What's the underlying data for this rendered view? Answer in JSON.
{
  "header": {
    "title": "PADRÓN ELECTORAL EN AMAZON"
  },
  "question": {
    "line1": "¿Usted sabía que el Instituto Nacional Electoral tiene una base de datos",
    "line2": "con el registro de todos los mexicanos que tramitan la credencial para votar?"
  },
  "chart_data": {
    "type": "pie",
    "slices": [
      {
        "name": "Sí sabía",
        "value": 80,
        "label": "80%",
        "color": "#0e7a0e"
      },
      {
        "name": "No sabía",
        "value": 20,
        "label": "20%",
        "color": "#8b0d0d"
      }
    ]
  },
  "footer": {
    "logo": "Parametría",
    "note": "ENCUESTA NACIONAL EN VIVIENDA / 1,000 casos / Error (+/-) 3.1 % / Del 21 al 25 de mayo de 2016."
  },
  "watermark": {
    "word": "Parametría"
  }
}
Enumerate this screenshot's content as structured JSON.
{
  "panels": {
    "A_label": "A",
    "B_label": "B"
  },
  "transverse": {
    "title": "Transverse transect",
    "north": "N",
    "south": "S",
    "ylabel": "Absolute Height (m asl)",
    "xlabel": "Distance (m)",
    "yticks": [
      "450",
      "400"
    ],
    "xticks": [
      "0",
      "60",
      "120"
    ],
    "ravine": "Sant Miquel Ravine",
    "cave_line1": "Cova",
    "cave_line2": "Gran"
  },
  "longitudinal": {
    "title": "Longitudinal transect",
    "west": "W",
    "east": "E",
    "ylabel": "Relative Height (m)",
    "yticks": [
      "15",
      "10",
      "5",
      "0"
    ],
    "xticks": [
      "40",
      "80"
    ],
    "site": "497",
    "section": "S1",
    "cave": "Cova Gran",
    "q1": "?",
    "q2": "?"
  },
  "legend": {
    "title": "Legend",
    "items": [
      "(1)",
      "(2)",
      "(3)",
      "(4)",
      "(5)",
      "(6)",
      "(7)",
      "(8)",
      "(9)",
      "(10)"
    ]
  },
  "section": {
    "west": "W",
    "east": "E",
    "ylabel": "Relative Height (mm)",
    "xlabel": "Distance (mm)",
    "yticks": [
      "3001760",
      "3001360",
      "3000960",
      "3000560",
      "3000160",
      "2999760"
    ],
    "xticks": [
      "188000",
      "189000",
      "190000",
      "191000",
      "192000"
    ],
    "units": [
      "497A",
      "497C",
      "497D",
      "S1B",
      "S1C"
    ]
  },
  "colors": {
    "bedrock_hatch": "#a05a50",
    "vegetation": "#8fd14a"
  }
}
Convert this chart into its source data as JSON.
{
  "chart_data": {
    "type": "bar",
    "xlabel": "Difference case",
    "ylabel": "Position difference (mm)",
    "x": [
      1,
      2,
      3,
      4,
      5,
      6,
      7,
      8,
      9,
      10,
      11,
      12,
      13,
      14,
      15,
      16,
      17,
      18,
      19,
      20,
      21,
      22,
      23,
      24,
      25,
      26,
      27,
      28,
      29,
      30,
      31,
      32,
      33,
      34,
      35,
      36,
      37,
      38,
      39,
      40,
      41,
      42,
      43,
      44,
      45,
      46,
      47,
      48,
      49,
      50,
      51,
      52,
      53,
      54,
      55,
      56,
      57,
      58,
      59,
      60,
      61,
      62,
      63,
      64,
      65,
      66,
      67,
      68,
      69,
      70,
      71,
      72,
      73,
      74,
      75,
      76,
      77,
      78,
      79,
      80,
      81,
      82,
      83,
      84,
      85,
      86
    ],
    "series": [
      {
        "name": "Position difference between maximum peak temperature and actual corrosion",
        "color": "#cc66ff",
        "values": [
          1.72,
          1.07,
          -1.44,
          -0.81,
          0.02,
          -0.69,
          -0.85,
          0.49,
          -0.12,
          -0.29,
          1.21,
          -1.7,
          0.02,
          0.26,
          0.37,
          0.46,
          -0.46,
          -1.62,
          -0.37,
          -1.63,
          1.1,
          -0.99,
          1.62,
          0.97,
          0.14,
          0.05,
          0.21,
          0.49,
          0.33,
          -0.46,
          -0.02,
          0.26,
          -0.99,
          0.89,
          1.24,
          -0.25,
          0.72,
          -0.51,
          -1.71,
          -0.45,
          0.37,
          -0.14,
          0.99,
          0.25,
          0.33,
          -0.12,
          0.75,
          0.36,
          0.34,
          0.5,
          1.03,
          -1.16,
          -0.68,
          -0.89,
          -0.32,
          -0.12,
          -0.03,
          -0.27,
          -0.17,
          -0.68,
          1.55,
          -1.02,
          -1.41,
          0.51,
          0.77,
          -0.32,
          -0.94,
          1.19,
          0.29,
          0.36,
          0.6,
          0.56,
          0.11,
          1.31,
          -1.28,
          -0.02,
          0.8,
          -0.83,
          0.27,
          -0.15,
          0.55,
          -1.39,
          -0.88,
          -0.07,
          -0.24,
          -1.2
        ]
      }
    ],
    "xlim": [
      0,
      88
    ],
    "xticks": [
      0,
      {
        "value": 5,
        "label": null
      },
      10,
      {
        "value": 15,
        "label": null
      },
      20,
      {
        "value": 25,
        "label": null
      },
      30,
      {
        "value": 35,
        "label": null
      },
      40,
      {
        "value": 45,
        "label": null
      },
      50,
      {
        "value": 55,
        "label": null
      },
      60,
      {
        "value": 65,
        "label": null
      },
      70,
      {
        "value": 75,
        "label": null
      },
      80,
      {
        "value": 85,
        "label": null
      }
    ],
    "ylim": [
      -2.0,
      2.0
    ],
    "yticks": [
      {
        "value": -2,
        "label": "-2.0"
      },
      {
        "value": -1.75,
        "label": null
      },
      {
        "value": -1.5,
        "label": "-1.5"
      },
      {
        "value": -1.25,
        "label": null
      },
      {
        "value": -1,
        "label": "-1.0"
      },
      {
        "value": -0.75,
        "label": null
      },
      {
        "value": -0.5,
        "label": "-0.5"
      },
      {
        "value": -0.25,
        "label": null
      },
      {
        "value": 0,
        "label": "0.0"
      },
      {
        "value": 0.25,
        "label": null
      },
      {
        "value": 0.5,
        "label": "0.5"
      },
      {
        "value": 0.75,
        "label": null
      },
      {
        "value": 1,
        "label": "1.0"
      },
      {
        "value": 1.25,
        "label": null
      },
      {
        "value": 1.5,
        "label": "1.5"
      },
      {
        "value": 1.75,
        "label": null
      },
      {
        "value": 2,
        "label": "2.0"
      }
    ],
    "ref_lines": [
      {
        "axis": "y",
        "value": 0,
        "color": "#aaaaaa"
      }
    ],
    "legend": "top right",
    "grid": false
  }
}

※ ※ ※

» **Set problem**: Retype the listing above in full, with no alterations.

» **Task result**:
What's the underlying data for this rendered view? Answer in JSON.
{
  "header": {
    "title": "PADRÓN ELECTORAL EN AMAZON"
  },
  "question": {
    "line1": "¿Usted sabía que el Instituto Nacional Electoral tiene una base de datos",
    "line2": "con el registro de todos los mexicanos que tramitan la credencial para votar?"
  },
  "chart_data": {
    "type": "pie",
    "slices": [
      {
        "name": "Sí sabía",
        "value": 80,
        "label": "80%",
        "color": "#0e7a0e"
      },
      {
        "name": "No sabía",
        "value": 20,
        "label": "20%",
        "color": "#8b0d0d"
      }
    ]
  },
  "footer": {
    "logo": "Parametría",
    "note": "ENCUESTA NACIONAL EN VIVIENDA / 1,000 casos / Error (+/-) 3.1 % / Del 21 al 25 de mayo de 2016."
  },
  "watermark": {
    "word": "Parametría"
  }
}
Enumerate this screenshot's content as structured JSON.
{
  "panels": {
    "A_label": "A",
    "B_label": "B"
  },
  "transverse": {
    "title": "Transverse transect",
    "north": "N",
    "south": "S",
    "ylabel": "Absolute Height (m asl)",
    "xlabel": "Distance (m)",
    "yticks": [
      "450",
      "400"
    ],
    "xticks": [
      "0",
      "60",
      "120"
    ],
    "ravine": "Sant Miquel Ravine",
    "cave_line1": "Cova",
    "cave_line2": "Gran"
  },
  "longitudinal": {
    "title": "Longitudinal transect",
    "west": "W",
    "east": "E",
    "ylabel": "Relative Height (m)",
    "yticks": [
      "15",
      "10",
      "5",
      "0"
    ],
    "xticks": [
      "40",
      "80"
    ],
    "site": "497",
    "section": "S1",
    "cave": "Cova Gran",
    "q1": "?",
    "q2": "?"
  },
  "legend": {
    "title": "Legend",
    "items": [
      "(1)",
      "(2)",
      "(3)",
      "(4)",
      "(5)",
      "(6)",
      "(7)",
      "(8)",
      "(9)",
      "(10)"
    ]
  },
  "section": {
    "west": "W",
    "east": "E",
    "ylabel": "Relative Height (mm)",
    "xlabel": "Distance (mm)",
    "yticks": [
      "3001760",
      "3001360",
      "3000960",
      "3000560",
      "3000160",
      "2999760"
    ],
    "xticks": [
      "188000",
      "189000",
      "190000",
      "191000",
      "192000"
    ],
    "units": [
      "497A",
      "497C",
      "497D",
      "S1B",
      "S1C"
    ]
  },
  "colors": {
    "bedrock_hatch": "#a05a50",
    "vegetation": "#8fd14a"
  }
}
Convert this chart into its source data as JSON.
{
  "chart_data": {
    "type": "bar",
    "xlabel": "Difference case",
    "ylabel": "Position difference (mm)",
    "x": [
      1,
      2,
      3,
      4,
      5,
      6,
      7,
      8,
      9,
      10,
      11,
      12,
      13,
      14,
      15,
      16,
      17,
      18,
      19,
      20,
      21,
      22,
      23,
      24,
      25,
      26,
      27,
      28,
      29,
      30,
      31,
      32,
      33,
      34,
      35,
      36,
      37,
      38,
      39,
      40,
      41,
      42,
      43,
      44,
      45,
      46,
      47,
      48,
      49,
      50,
      51,
      52,
      53,
      54,
      55,
      56,
      57,
      58,
      59,
      60,
      61,
      62,
      63,
      64,
      65,
      66,
      67,
      68,
      69,
      70,
      71,
      72,
      73,
      74,
      75,
      76,
      77,
      78,
      79,
      80,
      81,
      82,
      83,
      84,
      85,
      86
    ],
    "series": [
      {
        "name": "Position difference between maximum peak temperature and actual corrosion",
        "color": "#cc66ff",
        "values": [
          1.72,
          1.07,
          -1.44,
          -0.81,
          0.02,
          -0.69,
          -0.85,
          0.49,
          -0.12,
          -0.29,
          1.21,
          -1.7,
          0.02,
          0.26,
          0.37,
          0.46,
          -0.46,
          -1.62,
          -0.37,
          -1.63,
          1.1,
          -0.99,
          1.62,
          0.97,
          0.14,
          0.05,
          0.21,
          0.49,
          0.33,
          -0.46,
          -0.02,
          0.26,
          -0.99,
          0.89,
          1.24,
          -0.25,
          0.72,
          -0.51,
          -1.71,
          -0.45,
          0.37,
          -0.14,
          0.99,
          0.25,
          0.33,
          -0.12,
          0.75,
          0.36,
          0.34,
          0.5,
          1.03,
          -1.16,
          -0.68,
          -0.89,
          -0.32,
          -0.12,
          -0.03,
          -0.27,
          -0.17,
          -0.68,
          1.55,
          -1.02,
          -1.41,
          0.51,
          0.77,
          -0.32,
          -0.94,
          1.19,
          0.29,
          0.36,
          0.6,
          0.56,
          0.11,
          1.31,
          -1.28,
          -0.02,
          0.8,
          -0.83,
          0.27,
          -0.15,
          0.55,
          -1.39,
          -0.88,
          -0.07,
          -0.24,
          -1.2
        ]
      }
    ],
    "xlim": [
      0,
      88
    ],
    "xticks": [
      0,
      {
        "value": 5,
        "label": null
      },
      10,
      {
        "value": 15,
        "label": null
      },
      20,
      {
        "value": 25,
        "label": null
      },
      30,
      {
        "value": 35,
        "label": null
      },
      40,
      {
        "value": 45,
        "label": null
      },
      50,
      {
        "value": 55,
        "label": null
      },
      60,
      {
        "value": 65,
        "label": null
      },
      70,
      {
        "value": 75,
        "label": null
      },
      80,
      {
        "value": 85,
        "label": null
      }
    ],
    "ylim": [
      -2.0,
      2.0
    ],
    "yticks": [
      {
        "value": -2,
        "label": "-2.0"
      },
      {
        "value": -1.75,
        "label": null
      },
      {
        "value": -1.5,
        "label": "-1.5"
      },
      {
        "value": -1.25,
        "label": null
      },
      {
        "value": -1,
        "label": "-1.0"
      },
      {
        "value": -0.75,
        "label": null
      },
      {
        "value": -0.5,
        "label": "-0.5"
      },
      {
        "value": -0.25,
        "label": null
      },
      {
        "value": 0,
        "label": "0.0"
      },
      {
        "value": 0.25,
        "label": null
      },
      {
        "value": 0.5,
        "label": "0.5"
      },
      {
        "value": 0.75,
        "label": null
      },
      {
        "value": 1,
        "label": "1.0"
      },
      {
        "value": 1.25,
        "label": null
      },
      {
        "value": 1.5,
        "label": "1.5"
      },
      {
        "value": 1.75,
        "label": null
      },
      {
        "value": 2,
        "label": "2.0"
      }
    ],
    "ref_lines": [
      {
        "axis": "y",
        "value": 0,
        "color": "#aaaaaa"
      }
    ],
    "legend": "top right",
    "grid": false
  }
}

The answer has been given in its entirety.